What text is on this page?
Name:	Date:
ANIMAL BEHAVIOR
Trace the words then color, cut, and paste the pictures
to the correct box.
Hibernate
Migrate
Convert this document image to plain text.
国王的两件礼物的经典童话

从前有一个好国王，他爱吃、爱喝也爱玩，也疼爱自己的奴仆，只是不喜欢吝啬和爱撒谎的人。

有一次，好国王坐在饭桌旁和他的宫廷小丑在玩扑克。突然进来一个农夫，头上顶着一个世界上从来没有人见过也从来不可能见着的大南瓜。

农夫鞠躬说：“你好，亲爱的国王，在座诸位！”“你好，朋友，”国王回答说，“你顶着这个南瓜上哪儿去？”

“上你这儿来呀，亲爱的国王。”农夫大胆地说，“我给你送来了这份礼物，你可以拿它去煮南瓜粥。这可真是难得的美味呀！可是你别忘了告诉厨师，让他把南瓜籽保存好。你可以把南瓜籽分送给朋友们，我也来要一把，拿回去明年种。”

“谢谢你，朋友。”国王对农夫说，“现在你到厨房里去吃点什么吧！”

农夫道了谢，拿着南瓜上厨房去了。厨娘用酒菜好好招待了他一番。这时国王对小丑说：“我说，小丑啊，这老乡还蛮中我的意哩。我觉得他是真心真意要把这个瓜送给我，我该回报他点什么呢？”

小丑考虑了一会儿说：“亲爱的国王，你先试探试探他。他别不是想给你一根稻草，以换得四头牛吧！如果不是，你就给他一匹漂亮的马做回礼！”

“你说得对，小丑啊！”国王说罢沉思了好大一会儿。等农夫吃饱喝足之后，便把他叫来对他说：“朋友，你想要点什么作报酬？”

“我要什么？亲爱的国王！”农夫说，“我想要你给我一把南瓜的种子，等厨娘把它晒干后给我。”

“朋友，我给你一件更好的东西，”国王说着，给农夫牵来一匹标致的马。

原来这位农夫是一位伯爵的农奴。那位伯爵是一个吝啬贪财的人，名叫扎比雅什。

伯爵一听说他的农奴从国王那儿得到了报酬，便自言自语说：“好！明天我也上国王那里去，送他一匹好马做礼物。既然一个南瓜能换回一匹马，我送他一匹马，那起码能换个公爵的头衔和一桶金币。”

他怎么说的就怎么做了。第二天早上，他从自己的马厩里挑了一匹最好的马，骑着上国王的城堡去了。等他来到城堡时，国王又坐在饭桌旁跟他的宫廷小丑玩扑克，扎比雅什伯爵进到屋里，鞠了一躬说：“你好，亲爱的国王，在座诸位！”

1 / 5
○ ○ ○ ○
The problem
Reproduce the material above, every line of it, exactly.

Output for this task
What text is on this page?
Name:	Date:
ANIMAL BEHAVIOR
Trace the words then color, cut, and paste the pictures
to the correct box.
Hibernate
Migrate
Convert this document image to plain text.
国王的两件礼物的经典童话

从前有一个好国王，他爱吃、爱喝也爱玩，也疼爱自己的奴仆，只是不喜欢吝啬和爱撒谎的人。

有一次，好国王坐在饭桌旁和他的宫廷小丑在玩扑克。突然进来一个农夫，头上顶着一个世界上从来没有人见过也从来不可能见着的大南瓜。

农夫鞠躬说：“你好，亲爱的国王，在座诸位！”“你好，朋友，”国王回答说，“你顶着这个南瓜上哪儿去？”

“上你这儿来呀，亲爱的国王。”农夫大胆地说，“我给你送来了这份礼物，你可以拿它去煮南瓜粥。这可真是难得的美味呀！可是你别忘了告诉厨师，让他把南瓜籽保存好。你可以把南瓜籽分送给朋友们，我也来要一把，拿回去明年种。”

“谢谢你，朋友。”国王对农夫说，“现在你到厨房里去吃点什么吧！”

农夫道了谢，拿着南瓜上厨房去了。厨娘用酒菜好好招待了他一番。这时国王对小丑说：“我说，小丑啊，这老乡还蛮中我的意哩。我觉得他是真心真意要把这个瓜送给我，我该回报他点什么呢？”

小丑考虑了一会儿说：“亲爱的国王，你先试探试探他。他别不是想给你一根稻草，以换得四头牛吧！如果不是，你就给他一匹漂亮的马做回礼！”

“你说得对，小丑啊！”国王说罢沉思了好大一会儿。等农夫吃饱喝足之后，便把他叫来对他说：“朋友，你想要点什么作报酬？”

“我要什么？亲爱的国王！”农夫说，“我想要你给我一把南瓜的种子，等厨娘把它晒干后给我。”

“朋友，我给你一件更好的东西，”国王说着，给农夫牵来一匹标致的马。

原来这位农夫是一位伯爵的农奴。那位伯爵是一个吝啬贪财的人，名叫扎比雅什。

伯爵一听说他的农奴从国王那儿得到了报酬，便自言自语说：“好！明天我也上国王那里去，送他一匹好马做礼物。既然一个南瓜能换回一匹马，我送他一匹马，那起码能换个公爵的头衔和一桶金币。”

他怎么说的就怎么做了。第二天早上，他从自己的马厩里挑了一匹最好的马，骑着上国王的城堡去了。等他来到城堡时，国王又坐在饭桌旁跟他的宫廷小丑玩扑克，扎比雅什伯爵进到屋里，鞠了一躬说：“你好，亲爱的国王，在座诸位！”

1 / 5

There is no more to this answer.